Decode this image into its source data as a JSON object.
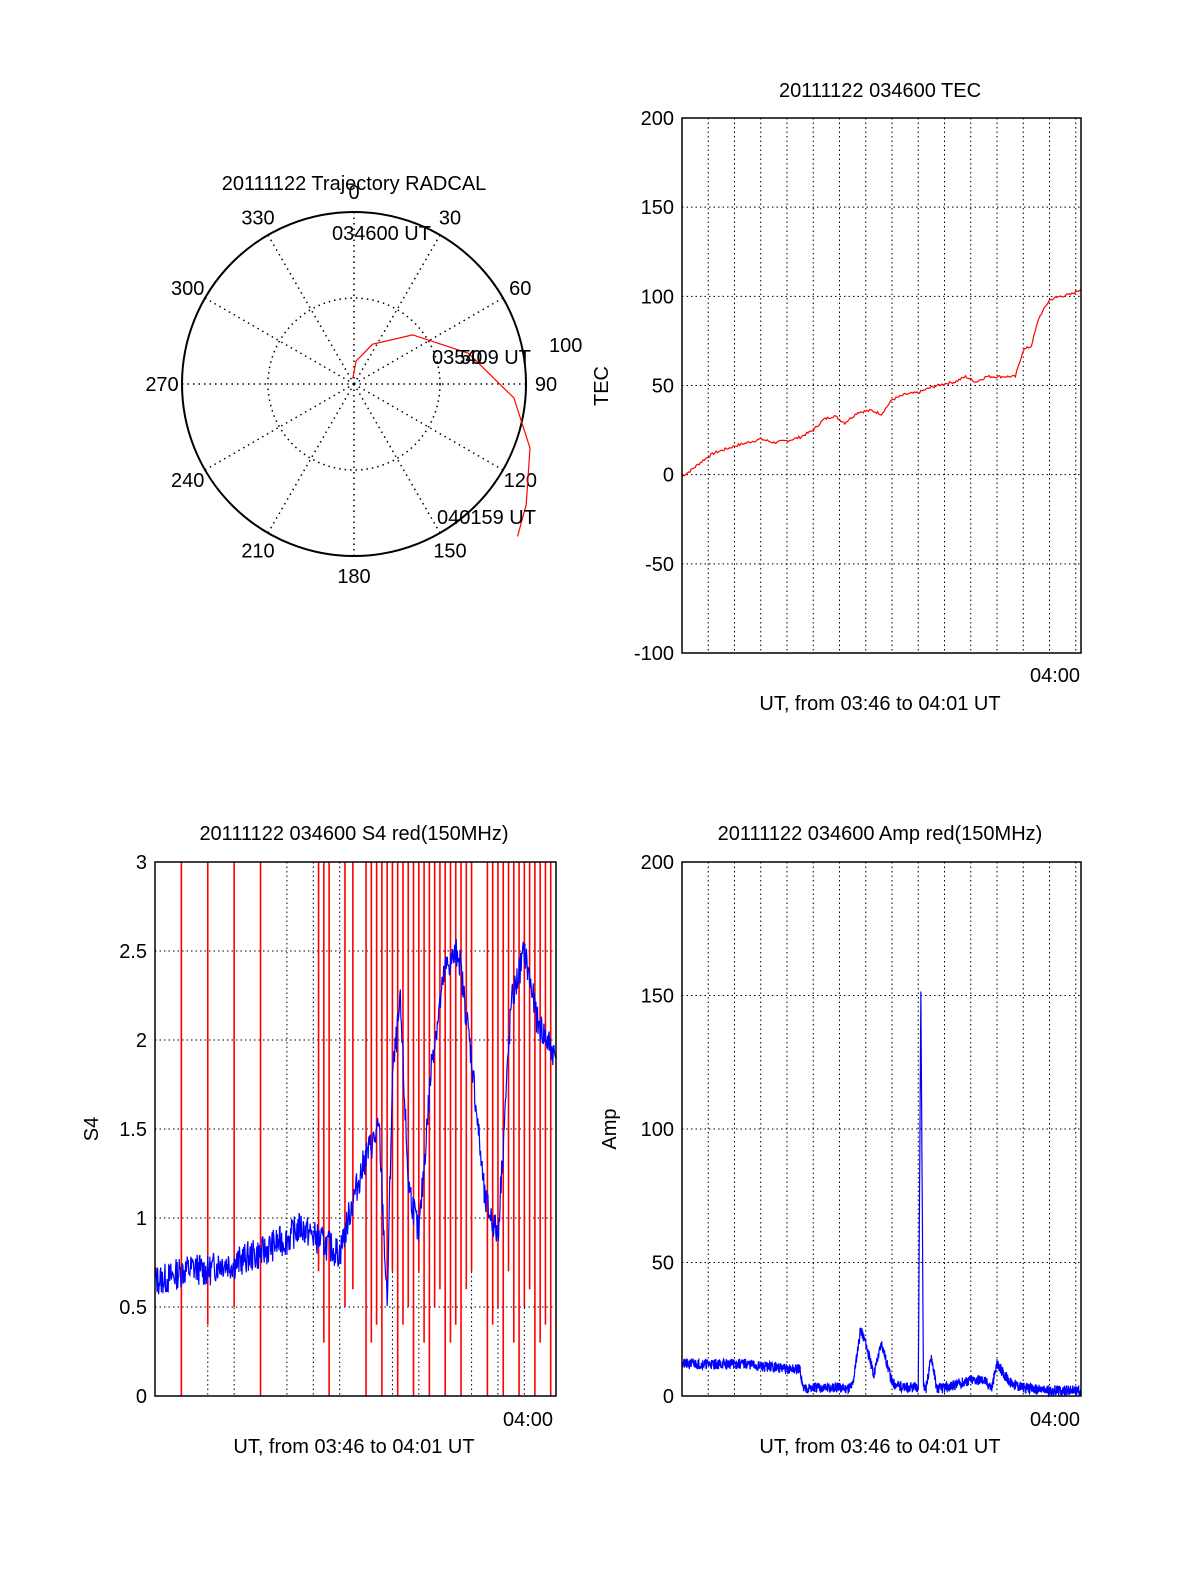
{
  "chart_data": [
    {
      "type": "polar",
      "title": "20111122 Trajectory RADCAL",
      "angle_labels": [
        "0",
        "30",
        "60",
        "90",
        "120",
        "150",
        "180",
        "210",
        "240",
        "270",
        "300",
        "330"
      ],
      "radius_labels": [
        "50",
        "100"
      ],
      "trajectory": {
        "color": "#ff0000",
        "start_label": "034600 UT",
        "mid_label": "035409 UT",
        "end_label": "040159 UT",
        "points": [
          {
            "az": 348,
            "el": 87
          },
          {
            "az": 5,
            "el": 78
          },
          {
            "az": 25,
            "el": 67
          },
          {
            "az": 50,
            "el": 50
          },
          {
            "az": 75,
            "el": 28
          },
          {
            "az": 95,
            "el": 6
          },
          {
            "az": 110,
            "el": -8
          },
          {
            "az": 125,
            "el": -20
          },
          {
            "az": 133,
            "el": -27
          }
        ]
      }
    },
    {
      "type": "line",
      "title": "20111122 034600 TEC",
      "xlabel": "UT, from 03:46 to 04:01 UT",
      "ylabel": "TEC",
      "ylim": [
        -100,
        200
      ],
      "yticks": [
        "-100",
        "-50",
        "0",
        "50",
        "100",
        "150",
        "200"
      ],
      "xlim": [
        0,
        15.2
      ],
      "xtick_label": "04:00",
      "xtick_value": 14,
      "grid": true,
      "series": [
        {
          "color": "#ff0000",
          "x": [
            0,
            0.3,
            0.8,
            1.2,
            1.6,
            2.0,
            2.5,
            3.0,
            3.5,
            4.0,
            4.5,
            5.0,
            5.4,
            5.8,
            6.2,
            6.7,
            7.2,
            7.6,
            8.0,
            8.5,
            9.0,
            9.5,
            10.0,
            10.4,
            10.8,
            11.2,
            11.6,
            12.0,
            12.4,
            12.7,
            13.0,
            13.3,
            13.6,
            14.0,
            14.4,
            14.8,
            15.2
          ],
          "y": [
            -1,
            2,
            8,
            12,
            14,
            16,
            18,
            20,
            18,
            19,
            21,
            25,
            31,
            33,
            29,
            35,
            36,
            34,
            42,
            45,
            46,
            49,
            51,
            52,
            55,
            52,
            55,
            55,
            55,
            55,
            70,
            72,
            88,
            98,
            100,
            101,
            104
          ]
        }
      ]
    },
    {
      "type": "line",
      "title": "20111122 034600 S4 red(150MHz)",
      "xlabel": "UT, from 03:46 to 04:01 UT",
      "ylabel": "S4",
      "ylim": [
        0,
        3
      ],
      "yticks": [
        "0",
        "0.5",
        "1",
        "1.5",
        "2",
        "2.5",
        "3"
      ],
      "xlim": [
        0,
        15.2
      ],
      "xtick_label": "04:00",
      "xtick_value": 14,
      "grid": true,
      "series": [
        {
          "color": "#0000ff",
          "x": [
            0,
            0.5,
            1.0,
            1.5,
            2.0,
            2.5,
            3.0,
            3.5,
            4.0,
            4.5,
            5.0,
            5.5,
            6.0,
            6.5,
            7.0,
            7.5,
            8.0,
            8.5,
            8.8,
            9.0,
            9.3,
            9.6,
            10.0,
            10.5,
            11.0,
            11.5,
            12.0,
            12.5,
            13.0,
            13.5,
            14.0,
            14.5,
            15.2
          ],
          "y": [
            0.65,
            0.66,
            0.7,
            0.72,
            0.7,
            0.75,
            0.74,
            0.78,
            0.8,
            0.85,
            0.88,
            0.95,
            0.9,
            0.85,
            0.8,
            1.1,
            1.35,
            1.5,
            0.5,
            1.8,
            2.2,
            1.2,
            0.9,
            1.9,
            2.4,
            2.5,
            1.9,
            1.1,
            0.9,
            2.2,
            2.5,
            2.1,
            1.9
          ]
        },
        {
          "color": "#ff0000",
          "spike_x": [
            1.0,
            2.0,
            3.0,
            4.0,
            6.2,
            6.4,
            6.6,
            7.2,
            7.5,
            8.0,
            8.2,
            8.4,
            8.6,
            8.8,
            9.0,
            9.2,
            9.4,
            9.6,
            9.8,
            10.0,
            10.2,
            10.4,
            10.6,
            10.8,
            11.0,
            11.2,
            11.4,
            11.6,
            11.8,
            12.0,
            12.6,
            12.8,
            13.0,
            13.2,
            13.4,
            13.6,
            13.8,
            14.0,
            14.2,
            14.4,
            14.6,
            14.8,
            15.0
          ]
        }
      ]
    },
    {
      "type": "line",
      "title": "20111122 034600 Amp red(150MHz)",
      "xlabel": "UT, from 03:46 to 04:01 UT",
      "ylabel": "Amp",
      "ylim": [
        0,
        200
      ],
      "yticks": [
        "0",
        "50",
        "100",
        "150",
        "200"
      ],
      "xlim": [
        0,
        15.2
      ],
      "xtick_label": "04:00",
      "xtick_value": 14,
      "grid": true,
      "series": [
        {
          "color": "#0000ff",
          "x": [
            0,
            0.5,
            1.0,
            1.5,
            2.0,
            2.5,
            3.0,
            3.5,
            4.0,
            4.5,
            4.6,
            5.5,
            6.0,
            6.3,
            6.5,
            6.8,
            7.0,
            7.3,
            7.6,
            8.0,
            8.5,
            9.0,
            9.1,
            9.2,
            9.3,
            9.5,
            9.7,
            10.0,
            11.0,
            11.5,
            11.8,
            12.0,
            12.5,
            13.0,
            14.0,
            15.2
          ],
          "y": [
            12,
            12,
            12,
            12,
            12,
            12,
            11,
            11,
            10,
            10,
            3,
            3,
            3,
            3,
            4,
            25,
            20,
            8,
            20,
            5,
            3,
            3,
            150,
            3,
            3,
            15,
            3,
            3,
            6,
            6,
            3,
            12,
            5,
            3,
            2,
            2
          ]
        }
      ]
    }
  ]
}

************

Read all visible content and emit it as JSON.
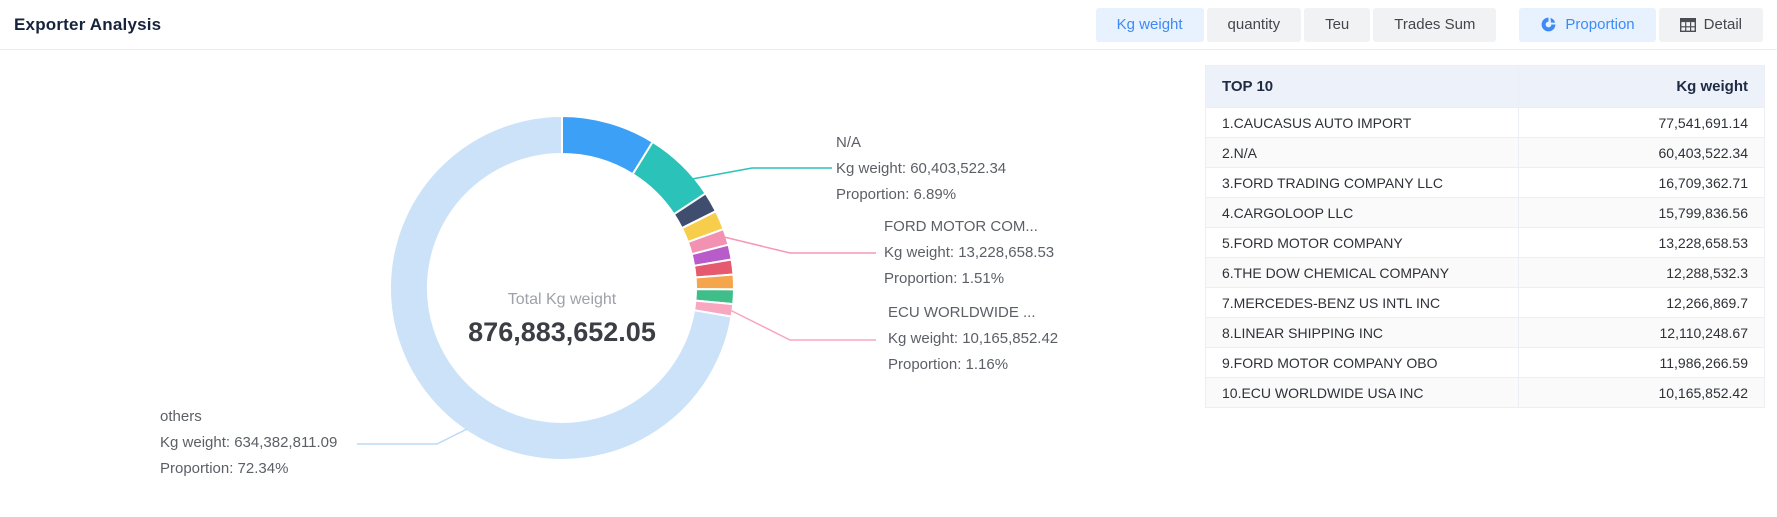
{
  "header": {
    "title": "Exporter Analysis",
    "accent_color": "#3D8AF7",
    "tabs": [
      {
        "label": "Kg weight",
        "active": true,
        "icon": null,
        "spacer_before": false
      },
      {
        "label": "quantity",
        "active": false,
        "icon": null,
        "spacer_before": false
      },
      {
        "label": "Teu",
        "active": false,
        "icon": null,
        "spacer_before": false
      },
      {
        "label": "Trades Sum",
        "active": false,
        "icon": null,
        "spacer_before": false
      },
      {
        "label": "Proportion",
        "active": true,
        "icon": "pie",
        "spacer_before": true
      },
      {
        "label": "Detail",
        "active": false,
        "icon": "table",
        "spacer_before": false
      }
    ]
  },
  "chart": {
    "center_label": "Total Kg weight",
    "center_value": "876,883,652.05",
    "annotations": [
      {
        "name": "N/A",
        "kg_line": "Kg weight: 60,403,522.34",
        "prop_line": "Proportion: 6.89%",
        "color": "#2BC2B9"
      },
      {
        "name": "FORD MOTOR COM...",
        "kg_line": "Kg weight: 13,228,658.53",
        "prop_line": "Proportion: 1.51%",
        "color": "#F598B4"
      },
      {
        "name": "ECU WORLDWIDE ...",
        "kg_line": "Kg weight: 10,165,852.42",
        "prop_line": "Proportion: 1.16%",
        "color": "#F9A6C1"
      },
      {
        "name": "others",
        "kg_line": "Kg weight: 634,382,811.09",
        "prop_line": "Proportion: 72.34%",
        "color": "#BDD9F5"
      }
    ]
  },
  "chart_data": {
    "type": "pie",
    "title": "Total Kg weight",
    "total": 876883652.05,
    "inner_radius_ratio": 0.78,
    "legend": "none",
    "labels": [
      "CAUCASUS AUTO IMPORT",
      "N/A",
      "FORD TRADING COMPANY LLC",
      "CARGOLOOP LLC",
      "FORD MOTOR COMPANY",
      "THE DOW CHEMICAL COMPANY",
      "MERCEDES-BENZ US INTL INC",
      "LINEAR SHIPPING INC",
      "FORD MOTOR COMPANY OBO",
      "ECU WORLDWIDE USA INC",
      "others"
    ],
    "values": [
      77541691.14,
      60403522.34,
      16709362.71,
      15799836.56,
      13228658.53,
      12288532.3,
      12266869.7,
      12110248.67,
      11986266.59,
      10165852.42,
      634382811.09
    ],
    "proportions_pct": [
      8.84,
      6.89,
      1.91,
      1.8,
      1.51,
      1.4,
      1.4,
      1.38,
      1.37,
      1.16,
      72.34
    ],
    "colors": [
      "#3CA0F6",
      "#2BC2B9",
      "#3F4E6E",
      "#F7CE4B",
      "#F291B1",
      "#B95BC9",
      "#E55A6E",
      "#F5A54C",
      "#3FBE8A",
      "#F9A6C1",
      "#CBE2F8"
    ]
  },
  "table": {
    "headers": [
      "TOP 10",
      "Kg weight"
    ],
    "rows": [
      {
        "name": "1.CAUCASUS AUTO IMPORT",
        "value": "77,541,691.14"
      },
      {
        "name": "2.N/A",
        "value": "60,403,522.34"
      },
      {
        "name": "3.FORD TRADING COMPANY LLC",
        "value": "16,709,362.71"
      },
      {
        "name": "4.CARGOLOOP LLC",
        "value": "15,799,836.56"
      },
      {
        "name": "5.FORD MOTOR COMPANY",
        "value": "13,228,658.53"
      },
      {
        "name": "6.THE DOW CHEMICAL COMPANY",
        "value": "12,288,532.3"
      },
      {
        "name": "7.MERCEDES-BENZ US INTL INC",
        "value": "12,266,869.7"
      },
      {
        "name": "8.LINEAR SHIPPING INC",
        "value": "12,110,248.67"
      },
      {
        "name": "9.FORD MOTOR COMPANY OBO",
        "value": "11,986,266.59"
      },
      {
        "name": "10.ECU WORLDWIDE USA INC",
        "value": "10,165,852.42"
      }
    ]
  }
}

************

**REQUIREMENT:** Report only the number of lines that hold the word "WORLDWIDE".

**SOLUTION TO THIS TASK:** 3